* _Selected extract_:
::::::

Suppose you are told to dig a very big hole in a small amount of time. You will have the following three options to complete this work in time:

You can dig faster.

You can buy a better shovel.

You can hire more diggers, who can help you complete the work.

If we can draw a parallel between this example and a computing paradigm, then the first option is similar to having a faster clock. The second option is similar to having more transistors that can do more work per clock cycle. But, as we have discussed in the previous paragraph, power constraints have put limitations on these two steps. The third option is similar to having many smaller and simpler processors that can carry out tasks in parallel. A GPU follows this computing paradigm. Instead of having one big powerful processor that can perform complex tasks, it has many small and simple processors that can get work done in parallel. The details of GPU architecture are explained in the next section.

Introducing GPU architecture and CUDA

GeForce 256 was the first GPU developed by NVIDIA in 1999. Initially, GPUs were only used for rendering high-end graphics on monitors. They were only used for pixel computations. Later on, people realized that if GPUs can do pixel computations, then they would also be able to do other mathematical calculations. Nowadays, GPUs are used in many applications other than rendering graphics. These kinds of GPUs are called General-Purpose GPUs (GPGPUs).

The next question that may have come to your mind is the difference between the hardware architecture of a CPU and a GPU that allows it to carry out parallel computation. A CPU has a complex control hardware and less data computation hardware. Complex control hardware gives a CPU flexibility in performance and a simple programming interface, but it is expensive in terms of power. On the other hand, a GPU has simple control hardware and more hardware for data computation that gives it the ability for parallel computation. This structure makes it more power-efficient. The disadvantage is that it has a more restrictive programming model. In the early days of GPU computing, graphics APIs such as OpenGL and DirectX were the only way to interact with GPUs. This was a complex task for normal programmers, who were not familiar with OpenGL or DirectX. This led to the development of CUDA programming architecture, which provided an easy and efficient way of interacting with the GPUs. More details about CUDA architecture are given in the next section.

Normally, the performance of any hardware architecture is measured in terms of latency and throughput. Latency is the time taken to complete a given task, while throughput is the amount of the task completed in a given time. These are not contradictory concepts. More often than not, improving one improves the other. In a way, most hardware architectures are designed to improve either latency or throughput. For example, suppose you are standing in a queue at the post office. Your goal is to complete your work in a small amount of time, so you want to improve latency, while an employee sitting at a post office window wants to see more and more customers in a day. So, the employee's goal is to increase the throughput. Improving one will lead to an improvement in the other, in this case, but the way both sides look at this improvement is different.

::::::

* _Source material_:
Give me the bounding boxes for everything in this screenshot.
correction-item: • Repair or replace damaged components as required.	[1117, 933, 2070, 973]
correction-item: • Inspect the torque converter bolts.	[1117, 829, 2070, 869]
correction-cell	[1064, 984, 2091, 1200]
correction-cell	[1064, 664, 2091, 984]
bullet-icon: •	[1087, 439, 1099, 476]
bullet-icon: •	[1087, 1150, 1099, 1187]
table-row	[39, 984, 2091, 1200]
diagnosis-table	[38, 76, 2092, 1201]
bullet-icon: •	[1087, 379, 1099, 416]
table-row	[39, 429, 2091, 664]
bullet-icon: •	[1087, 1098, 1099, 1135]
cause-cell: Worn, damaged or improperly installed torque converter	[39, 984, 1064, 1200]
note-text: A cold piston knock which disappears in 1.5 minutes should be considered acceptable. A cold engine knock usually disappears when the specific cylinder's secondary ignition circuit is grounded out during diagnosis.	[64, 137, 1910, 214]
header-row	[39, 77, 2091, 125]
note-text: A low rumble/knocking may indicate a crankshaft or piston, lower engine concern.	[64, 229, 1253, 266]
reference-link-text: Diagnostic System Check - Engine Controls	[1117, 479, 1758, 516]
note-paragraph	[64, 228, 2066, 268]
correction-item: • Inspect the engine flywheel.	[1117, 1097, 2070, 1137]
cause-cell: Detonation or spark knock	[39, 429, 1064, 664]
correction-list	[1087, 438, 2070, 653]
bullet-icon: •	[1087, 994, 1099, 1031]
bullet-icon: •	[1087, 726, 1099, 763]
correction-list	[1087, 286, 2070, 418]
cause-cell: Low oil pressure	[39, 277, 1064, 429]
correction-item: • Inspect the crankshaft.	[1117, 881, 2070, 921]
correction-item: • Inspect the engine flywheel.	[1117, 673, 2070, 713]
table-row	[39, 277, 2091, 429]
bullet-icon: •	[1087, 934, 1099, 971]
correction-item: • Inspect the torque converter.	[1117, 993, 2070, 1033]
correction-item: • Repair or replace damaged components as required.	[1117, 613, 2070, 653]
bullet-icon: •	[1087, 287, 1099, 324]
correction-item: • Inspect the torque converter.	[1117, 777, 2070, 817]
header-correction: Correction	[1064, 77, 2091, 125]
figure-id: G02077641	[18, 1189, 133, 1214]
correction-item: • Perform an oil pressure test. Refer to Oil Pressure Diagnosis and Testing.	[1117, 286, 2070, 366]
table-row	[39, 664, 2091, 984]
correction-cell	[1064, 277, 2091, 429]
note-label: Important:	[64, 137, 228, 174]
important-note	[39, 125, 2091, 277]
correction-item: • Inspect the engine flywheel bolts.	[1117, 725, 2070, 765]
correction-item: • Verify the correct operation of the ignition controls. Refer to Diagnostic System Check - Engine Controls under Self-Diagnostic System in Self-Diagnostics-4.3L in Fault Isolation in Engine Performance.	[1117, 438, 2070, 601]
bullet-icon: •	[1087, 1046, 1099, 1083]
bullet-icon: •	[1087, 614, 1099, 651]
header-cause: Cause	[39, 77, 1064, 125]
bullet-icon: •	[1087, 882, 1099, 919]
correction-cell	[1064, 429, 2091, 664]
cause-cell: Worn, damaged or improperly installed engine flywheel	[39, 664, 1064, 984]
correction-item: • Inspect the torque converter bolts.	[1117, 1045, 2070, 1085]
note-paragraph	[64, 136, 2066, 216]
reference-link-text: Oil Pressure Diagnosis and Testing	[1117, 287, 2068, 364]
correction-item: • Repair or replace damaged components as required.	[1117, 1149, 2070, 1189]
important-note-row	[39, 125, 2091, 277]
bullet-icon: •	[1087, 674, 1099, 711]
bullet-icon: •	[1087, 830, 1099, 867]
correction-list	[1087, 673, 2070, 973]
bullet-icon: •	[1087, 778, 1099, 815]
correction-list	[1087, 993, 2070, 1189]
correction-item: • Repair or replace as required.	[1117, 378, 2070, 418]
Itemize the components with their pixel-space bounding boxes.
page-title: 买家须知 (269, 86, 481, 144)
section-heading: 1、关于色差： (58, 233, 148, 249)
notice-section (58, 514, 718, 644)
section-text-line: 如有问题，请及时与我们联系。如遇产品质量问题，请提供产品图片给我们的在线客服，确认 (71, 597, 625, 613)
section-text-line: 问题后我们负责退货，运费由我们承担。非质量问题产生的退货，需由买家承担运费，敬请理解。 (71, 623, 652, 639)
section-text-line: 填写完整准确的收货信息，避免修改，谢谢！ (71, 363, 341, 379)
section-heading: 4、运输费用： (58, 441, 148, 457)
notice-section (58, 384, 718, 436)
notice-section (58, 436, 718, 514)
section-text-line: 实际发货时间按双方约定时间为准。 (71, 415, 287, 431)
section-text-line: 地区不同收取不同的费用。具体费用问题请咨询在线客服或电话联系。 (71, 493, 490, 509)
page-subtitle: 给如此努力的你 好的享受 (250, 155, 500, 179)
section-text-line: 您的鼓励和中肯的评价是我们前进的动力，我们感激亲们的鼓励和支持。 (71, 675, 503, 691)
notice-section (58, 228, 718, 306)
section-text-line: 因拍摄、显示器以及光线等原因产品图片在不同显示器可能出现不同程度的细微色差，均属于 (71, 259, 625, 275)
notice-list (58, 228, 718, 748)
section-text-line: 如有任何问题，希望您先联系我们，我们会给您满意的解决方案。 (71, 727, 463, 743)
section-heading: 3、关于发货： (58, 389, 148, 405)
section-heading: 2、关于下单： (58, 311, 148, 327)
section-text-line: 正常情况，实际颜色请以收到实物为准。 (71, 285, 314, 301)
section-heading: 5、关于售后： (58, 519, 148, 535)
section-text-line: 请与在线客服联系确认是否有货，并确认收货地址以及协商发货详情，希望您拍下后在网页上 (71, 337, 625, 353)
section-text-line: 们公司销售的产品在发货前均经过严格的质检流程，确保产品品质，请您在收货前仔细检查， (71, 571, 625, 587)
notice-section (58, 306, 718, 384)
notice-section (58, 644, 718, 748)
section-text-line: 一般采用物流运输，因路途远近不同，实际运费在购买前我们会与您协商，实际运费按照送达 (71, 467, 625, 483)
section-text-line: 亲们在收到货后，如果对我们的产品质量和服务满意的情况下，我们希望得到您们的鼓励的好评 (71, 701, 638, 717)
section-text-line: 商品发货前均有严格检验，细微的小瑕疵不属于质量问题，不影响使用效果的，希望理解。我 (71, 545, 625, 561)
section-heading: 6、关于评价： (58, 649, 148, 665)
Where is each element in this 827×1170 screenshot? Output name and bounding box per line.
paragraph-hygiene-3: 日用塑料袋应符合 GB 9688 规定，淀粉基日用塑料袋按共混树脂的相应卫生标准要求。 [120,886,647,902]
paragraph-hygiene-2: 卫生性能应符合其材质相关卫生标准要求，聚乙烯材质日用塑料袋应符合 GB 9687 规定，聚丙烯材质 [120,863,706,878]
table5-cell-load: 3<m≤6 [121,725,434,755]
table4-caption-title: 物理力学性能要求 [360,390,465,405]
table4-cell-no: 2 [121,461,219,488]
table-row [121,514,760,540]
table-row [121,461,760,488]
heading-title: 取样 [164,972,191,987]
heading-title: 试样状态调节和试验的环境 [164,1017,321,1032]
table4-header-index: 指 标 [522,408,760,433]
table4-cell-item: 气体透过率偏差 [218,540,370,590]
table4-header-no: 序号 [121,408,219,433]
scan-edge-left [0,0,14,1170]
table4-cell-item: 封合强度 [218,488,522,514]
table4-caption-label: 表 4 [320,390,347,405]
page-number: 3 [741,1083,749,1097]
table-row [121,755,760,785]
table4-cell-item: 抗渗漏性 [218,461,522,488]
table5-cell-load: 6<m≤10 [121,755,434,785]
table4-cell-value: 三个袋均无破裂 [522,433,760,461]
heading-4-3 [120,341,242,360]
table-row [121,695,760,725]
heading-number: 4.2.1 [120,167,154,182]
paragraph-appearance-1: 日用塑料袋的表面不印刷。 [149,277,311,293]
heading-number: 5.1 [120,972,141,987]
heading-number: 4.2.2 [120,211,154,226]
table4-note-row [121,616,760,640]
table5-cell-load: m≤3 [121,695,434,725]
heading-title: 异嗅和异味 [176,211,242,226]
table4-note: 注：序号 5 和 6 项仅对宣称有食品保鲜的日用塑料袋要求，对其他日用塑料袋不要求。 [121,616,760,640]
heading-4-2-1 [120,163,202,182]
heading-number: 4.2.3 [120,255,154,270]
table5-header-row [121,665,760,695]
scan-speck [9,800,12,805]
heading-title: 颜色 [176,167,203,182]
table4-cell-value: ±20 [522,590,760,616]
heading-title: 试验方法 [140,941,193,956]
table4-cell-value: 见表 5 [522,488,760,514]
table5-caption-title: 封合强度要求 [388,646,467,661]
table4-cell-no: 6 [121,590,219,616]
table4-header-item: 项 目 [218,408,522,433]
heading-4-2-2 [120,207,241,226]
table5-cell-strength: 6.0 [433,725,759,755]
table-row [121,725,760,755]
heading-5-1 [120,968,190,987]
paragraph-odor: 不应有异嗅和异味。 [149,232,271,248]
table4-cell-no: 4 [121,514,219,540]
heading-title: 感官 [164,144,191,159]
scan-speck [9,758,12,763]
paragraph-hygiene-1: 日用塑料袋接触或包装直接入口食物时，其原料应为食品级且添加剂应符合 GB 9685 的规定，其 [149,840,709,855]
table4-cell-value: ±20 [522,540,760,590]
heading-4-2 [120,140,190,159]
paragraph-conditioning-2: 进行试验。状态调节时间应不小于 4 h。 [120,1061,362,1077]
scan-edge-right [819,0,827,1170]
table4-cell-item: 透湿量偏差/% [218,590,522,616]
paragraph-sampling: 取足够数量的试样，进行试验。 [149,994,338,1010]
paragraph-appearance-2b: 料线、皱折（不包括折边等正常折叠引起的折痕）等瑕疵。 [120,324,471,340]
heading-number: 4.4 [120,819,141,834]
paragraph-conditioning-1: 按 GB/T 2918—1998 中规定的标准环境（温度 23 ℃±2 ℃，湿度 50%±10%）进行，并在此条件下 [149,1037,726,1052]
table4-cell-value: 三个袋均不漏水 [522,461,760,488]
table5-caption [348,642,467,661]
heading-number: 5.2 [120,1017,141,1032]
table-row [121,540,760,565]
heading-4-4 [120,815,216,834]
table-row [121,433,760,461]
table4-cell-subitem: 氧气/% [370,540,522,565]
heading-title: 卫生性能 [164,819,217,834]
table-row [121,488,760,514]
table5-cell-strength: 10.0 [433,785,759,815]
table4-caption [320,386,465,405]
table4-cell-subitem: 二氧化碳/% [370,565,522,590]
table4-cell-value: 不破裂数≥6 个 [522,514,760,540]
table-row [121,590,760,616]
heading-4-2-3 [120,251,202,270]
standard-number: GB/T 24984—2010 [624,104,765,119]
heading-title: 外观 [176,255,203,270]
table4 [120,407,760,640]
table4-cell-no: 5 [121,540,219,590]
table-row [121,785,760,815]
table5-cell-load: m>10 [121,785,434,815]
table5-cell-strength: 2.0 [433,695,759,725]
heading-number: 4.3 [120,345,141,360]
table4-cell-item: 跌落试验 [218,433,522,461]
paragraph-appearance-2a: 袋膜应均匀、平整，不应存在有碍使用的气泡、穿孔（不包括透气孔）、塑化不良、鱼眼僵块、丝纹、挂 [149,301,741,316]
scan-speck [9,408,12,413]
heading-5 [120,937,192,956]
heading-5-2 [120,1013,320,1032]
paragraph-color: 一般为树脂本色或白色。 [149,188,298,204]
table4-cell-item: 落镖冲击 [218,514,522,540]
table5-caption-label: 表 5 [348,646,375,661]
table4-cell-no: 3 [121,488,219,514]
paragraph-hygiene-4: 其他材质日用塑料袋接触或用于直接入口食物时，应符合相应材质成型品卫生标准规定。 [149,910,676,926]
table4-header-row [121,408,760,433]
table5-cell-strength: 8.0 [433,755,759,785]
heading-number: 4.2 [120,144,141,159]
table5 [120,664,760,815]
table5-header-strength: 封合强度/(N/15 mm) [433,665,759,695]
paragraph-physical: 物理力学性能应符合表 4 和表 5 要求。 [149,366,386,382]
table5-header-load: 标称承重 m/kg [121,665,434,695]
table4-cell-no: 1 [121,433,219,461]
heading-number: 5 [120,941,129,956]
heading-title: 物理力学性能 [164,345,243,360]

::::::

* _Instructions for the task_: Using the text on GPU architecture and CUDA, explain in one to three sentences why the CUDA programming architecture was developed.

* _Exercise answer_: In the early days of GPU computing, graphics APIs such as OpenGL and DirectX were the only way to interact with GPUs. That was a complex task for normal programmers who were not familiar with OpenGL or DirectX. CUDA was developed to provide an easy and efficient way of interacting with GPUs.